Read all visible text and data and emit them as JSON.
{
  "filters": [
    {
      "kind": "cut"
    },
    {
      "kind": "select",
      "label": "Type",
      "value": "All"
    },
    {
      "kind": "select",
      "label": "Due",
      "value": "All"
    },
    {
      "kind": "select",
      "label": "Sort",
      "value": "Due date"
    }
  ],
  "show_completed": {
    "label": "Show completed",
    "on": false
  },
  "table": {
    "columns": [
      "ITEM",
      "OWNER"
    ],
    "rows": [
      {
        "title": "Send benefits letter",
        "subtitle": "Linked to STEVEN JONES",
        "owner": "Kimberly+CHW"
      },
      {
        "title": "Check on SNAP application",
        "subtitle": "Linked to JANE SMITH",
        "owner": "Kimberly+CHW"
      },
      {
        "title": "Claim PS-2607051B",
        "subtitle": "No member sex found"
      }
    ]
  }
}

### What you have to do
Exactly as written, please output every entry.

### Right answer
Read all visible text and data and emit them as JSON.
{
  "filters": [
    {
      "kind": "cut"
    },
    {
      "kind": "select",
      "label": "Type",
      "value": "All"
    },
    {
      "kind": "select",
      "label": "Due",
      "value": "All"
    },
    {
      "kind": "select",
      "label": "Sort",
      "value": "Due date"
    }
  ],
  "show_completed": {
    "label": "Show completed",
    "on": false
  },
  "table": {
    "columns": [
      "ITEM",
      "OWNER"
    ],
    "rows": [
      {
        "title": "Send benefits letter",
        "subtitle": "Linked to STEVEN JONES",
        "owner": "Kimberly+CHW"
      },
      {
        "title": "Check on SNAP application",
        "subtitle": "Linked to JANE SMITH",
        "owner": "Kimberly+CHW"
      },
      {
        "title": "Claim PS-2607051B",
        "subtitle": "No member sex found"
      }
    ]
  }
}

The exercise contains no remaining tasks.